-- BEGIN --

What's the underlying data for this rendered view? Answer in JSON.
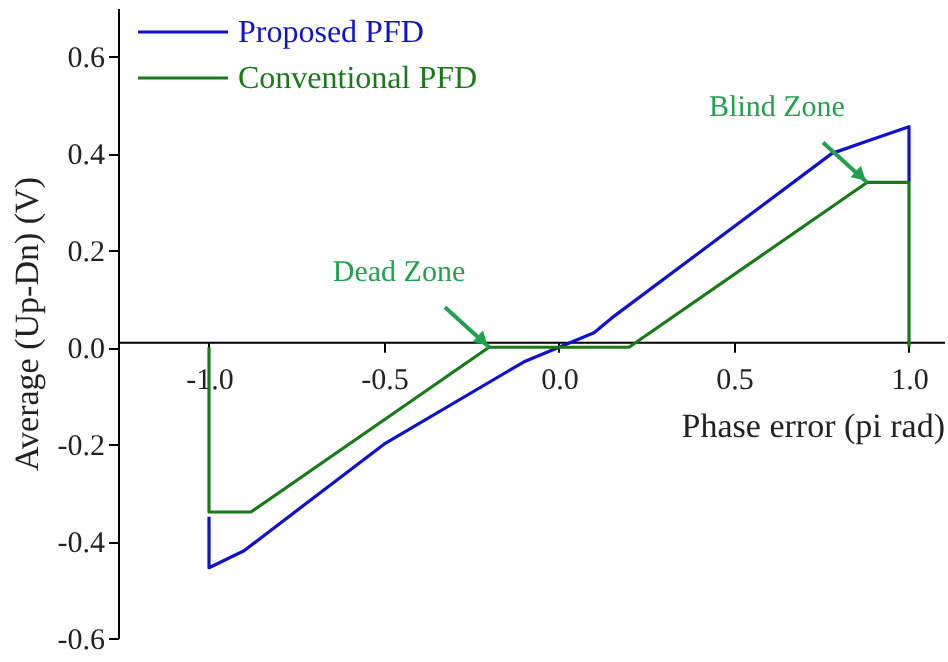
{
  "chart_data": {
    "type": "line",
    "xlabel": "Phase error (pi rad)",
    "ylabel": "Average (Up-Dn) (V)",
    "series": [
      {
        "name": "Proposed PFD",
        "color": "#1010d0",
        "x": [
          -1.0,
          -1.0,
          -0.9,
          -0.5,
          -0.1,
          0.0,
          0.1,
          0.15,
          0.78,
          0.9,
          1.0,
          1.0
        ],
        "values": [
          -0.35,
          -0.455,
          -0.42,
          -0.2,
          -0.03,
          0.0,
          0.03,
          0.06,
          0.4,
          0.43,
          0.455,
          0.34
        ]
      },
      {
        "name": "Conventional PFD",
        "color": "#1a7a1a",
        "x": [
          -1.0,
          -1.0,
          -0.88,
          -0.2,
          0.2,
          0.88,
          1.0,
          1.0
        ],
        "values": [
          0.0,
          -0.34,
          -0.34,
          0.0,
          0.0,
          0.34,
          0.34,
          0.0
        ]
      }
    ],
    "annotations": [
      {
        "text": "Dead Zone",
        "x": -0.2,
        "y": 0.0
      },
      {
        "text": "Blind Zone",
        "x": 0.88,
        "y": 0.34
      }
    ],
    "xlim": [
      -1.26,
      1.1
    ],
    "ylim": [
      -0.6,
      0.7
    ],
    "xticks": [
      {
        "value": -1.0,
        "label": "-1.0"
      },
      -0.5,
      {
        "value": 0.0,
        "label": "0.0"
      },
      0.5,
      {
        "value": 1.0,
        "label": "1.0"
      }
    ],
    "yticks": [
      -0.6,
      -0.4,
      -0.2,
      {
        "value": 0.0,
        "label": "0.0"
      },
      0.2,
      0.4,
      0.6
    ],
    "grid": false,
    "legend": "top left",
    "line_style": "solid",
    "marker": "none"
  }
}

-- END --

# Written request
Reproduce the data word for word, excluding its pictures.

# Exercise answer
What's the underlying data for this rendered view? Answer in JSON.
{
  "chart_data": {
    "type": "line",
    "xlabel": "Phase error (pi rad)",
    "ylabel": "Average (Up-Dn) (V)",
    "series": [
      {
        "name": "Proposed PFD",
        "color": "#1010d0",
        "x": [
          -1.0,
          -1.0,
          -0.9,
          -0.5,
          -0.1,
          0.0,
          0.1,
          0.15,
          0.78,
          0.9,
          1.0,
          1.0
        ],
        "values": [
          -0.35,
          -0.455,
          -0.42,
          -0.2,
          -0.03,
          0.0,
          0.03,
          0.06,
          0.4,
          0.43,
          0.455,
          0.34
        ]
      },
      {
        "name": "Conventional PFD",
        "color": "#1a7a1a",
        "x": [
          -1.0,
          -1.0,
          -0.88,
          -0.2,
          0.2,
          0.88,
          1.0,
          1.0
        ],
        "values": [
          0.0,
          -0.34,
          -0.34,
          0.0,
          0.0,
          0.34,
          0.34,
          0.0
        ]
      }
    ],
    "annotations": [
      {
        "text": "Dead Zone",
        "x": -0.2,
        "y": 0.0
      },
      {
        "text": "Blind Zone",
        "x": 0.88,
        "y": 0.34
      }
    ],
    "xlim": [
      -1.26,
      1.1
    ],
    "ylim": [
      -0.6,
      0.7
    ],
    "xticks": [
      {
        "value": -1.0,
        "label": "-1.0"
      },
      -0.5,
      {
        "value": 0.0,
        "label": "0.0"
      },
      0.5,
      {
        "value": 1.0,
        "label": "1.0"
      }
    ],
    "yticks": [
      -0.6,
      -0.4,
      -0.2,
      {
        "value": 0.0,
        "label": "0.0"
      },
      0.2,
      0.4,
      0.6
    ],
    "grid": false,
    "legend": "top left",
    "line_style": "solid",
    "marker": "none"
  }
}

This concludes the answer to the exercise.